Recorded data:
·····

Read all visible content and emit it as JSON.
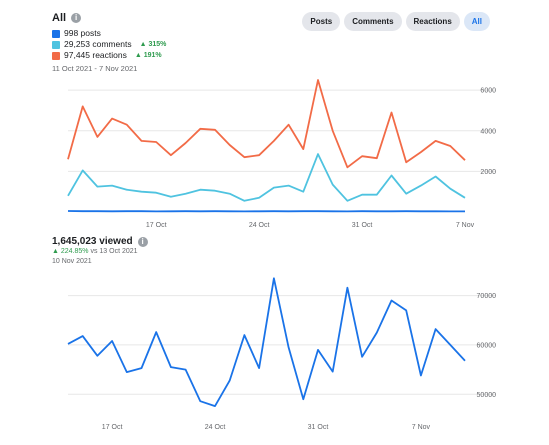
{
  "top": {
    "title": "All",
    "tabs": [
      "Posts",
      "Comments",
      "Reactions",
      "All"
    ],
    "active_tab": "All",
    "legend": [
      {
        "label": "998 posts",
        "color": "#1a73e8",
        "delta": ""
      },
      {
        "label": "29,253 comments",
        "color": "#4fc3e0",
        "delta": "▲ 315%"
      },
      {
        "label": "97,445 reactions",
        "color": "#f26b47",
        "delta": "▲ 191%"
      }
    ],
    "date_range": "11 Oct 2021 - 7 Nov 2021"
  },
  "bottom": {
    "title": "1,645,023 viewed",
    "delta": "▲ 224.85%",
    "vs": "vs 13 Oct 2021",
    "date": "10 Nov 2021"
  },
  "chart_data": [
    {
      "type": "line",
      "x": [
        "11 Oct",
        "12 Oct",
        "13 Oct",
        "14 Oct",
        "15 Oct",
        "16 Oct",
        "17 Oct",
        "18 Oct",
        "19 Oct",
        "20 Oct",
        "21 Oct",
        "22 Oct",
        "23 Oct",
        "24 Oct",
        "25 Oct",
        "26 Oct",
        "27 Oct",
        "28 Oct",
        "29 Oct",
        "30 Oct",
        "31 Oct",
        "1 Nov",
        "2 Nov",
        "3 Nov",
        "4 Nov",
        "5 Nov",
        "6 Nov",
        "7 Nov"
      ],
      "x_ticks": [
        "17 Oct",
        "24 Oct",
        "31 Oct",
        "7 Nov"
      ],
      "y_ticks": [
        2000,
        4000,
        6000
      ],
      "ylim": [
        0,
        6600
      ],
      "series": [
        {
          "name": "reactions",
          "color": "#f26b47",
          "values": [
            2600,
            5200,
            3700,
            4600,
            4300,
            3500,
            3450,
            2800,
            3400,
            4100,
            4050,
            3300,
            2700,
            2800,
            3500,
            4300,
            3100,
            6500,
            4000,
            2200,
            2750,
            2650,
            4900,
            2450,
            2950,
            3500,
            3250,
            2550
          ]
        },
        {
          "name": "comments",
          "color": "#4fc3e0",
          "values": [
            800,
            2050,
            1250,
            1300,
            1100,
            1000,
            950,
            750,
            900,
            1100,
            1050,
            900,
            550,
            700,
            1200,
            1300,
            1000,
            2850,
            1350,
            550,
            850,
            850,
            1800,
            900,
            1300,
            1750,
            1150,
            700
          ]
        },
        {
          "name": "posts",
          "color": "#1a73e8",
          "values": [
            50,
            40,
            40,
            35,
            40,
            38,
            30,
            35,
            40,
            36,
            38,
            35,
            30,
            35,
            40,
            36,
            38,
            40,
            35,
            30,
            38,
            36,
            35,
            38,
            36,
            35,
            30,
            32
          ]
        }
      ]
    },
    {
      "type": "line",
      "x_ticks": [
        "17 Oct",
        "24 Oct",
        "31 Oct",
        "7 Nov"
      ],
      "y_ticks": [
        50000,
        60000,
        70000
      ],
      "ylim": [
        46000,
        76000
      ],
      "series": [
        {
          "color": "#1a73e8",
          "values": [
            60200,
            61800,
            57800,
            60800,
            54500,
            55300,
            62600,
            55500,
            55000,
            48600,
            47600,
            52800,
            62000,
            55300,
            73500,
            59500,
            49000,
            59000,
            54600,
            71600,
            57600,
            62500,
            69000,
            67000,
            53800,
            63200,
            60000,
            56800
          ]
        }
      ]
    }
  ]
}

·····

#### Set exercise:
Retype all the records shown above, character for character. Omit every picture.

#### Answer to the task:
Read all visible content and emit it as JSON.
{
  "top": {
    "title": "All",
    "tabs": [
      "Posts",
      "Comments",
      "Reactions",
      "All"
    ],
    "active_tab": "All",
    "legend": [
      {
        "label": "998 posts",
        "color": "#1a73e8",
        "delta": ""
      },
      {
        "label": "29,253 comments",
        "color": "#4fc3e0",
        "delta": "▲ 315%"
      },
      {
        "label": "97,445 reactions",
        "color": "#f26b47",
        "delta": "▲ 191%"
      }
    ],
    "date_range": "11 Oct 2021 - 7 Nov 2021"
  },
  "bottom": {
    "title": "1,645,023 viewed",
    "delta": "▲ 224.85%",
    "vs": "vs 13 Oct 2021",
    "date": "10 Nov 2021"
  },
  "chart_data": [
    {
      "type": "line",
      "x": [
        "11 Oct",
        "12 Oct",
        "13 Oct",
        "14 Oct",
        "15 Oct",
        "16 Oct",
        "17 Oct",
        "18 Oct",
        "19 Oct",
        "20 Oct",
        "21 Oct",
        "22 Oct",
        "23 Oct",
        "24 Oct",
        "25 Oct",
        "26 Oct",
        "27 Oct",
        "28 Oct",
        "29 Oct",
        "30 Oct",
        "31 Oct",
        "1 Nov",
        "2 Nov",
        "3 Nov",
        "4 Nov",
        "5 Nov",
        "6 Nov",
        "7 Nov"
      ],
      "x_ticks": [
        "17 Oct",
        "24 Oct",
        "31 Oct",
        "7 Nov"
      ],
      "y_ticks": [
        2000,
        4000,
        6000
      ],
      "ylim": [
        0,
        6600
      ],
      "series": [
        {
          "name": "reactions",
          "color": "#f26b47",
          "values": [
            2600,
            5200,
            3700,
            4600,
            4300,
            3500,
            3450,
            2800,
            3400,
            4100,
            4050,
            3300,
            2700,
            2800,
            3500,
            4300,
            3100,
            6500,
            4000,
            2200,
            2750,
            2650,
            4900,
            2450,
            2950,
            3500,
            3250,
            2550
          ]
        },
        {
          "name": "comments",
          "color": "#4fc3e0",
          "values": [
            800,
            2050,
            1250,
            1300,
            1100,
            1000,
            950,
            750,
            900,
            1100,
            1050,
            900,
            550,
            700,
            1200,
            1300,
            1000,
            2850,
            1350,
            550,
            850,
            850,
            1800,
            900,
            1300,
            1750,
            1150,
            700
          ]
        },
        {
          "name": "posts",
          "color": "#1a73e8",
          "values": [
            50,
            40,
            40,
            35,
            40,
            38,
            30,
            35,
            40,
            36,
            38,
            35,
            30,
            35,
            40,
            36,
            38,
            40,
            35,
            30,
            38,
            36,
            35,
            38,
            36,
            35,
            30,
            32
          ]
        }
      ]
    },
    {
      "type": "line",
      "x_ticks": [
        "17 Oct",
        "24 Oct",
        "31 Oct",
        "7 Nov"
      ],
      "y_ticks": [
        50000,
        60000,
        70000
      ],
      "ylim": [
        46000,
        76000
      ],
      "series": [
        {
          "color": "#1a73e8",
          "values": [
            60200,
            61800,
            57800,
            60800,
            54500,
            55300,
            62600,
            55500,
            55000,
            48600,
            47600,
            52800,
            62000,
            55300,
            73500,
            59500,
            49000,
            59000,
            54600,
            71600,
            57600,
            62500,
            69000,
            67000,
            53800,
            63200,
            60000,
            56800
          ]
        }
      ]
    }
  ]
}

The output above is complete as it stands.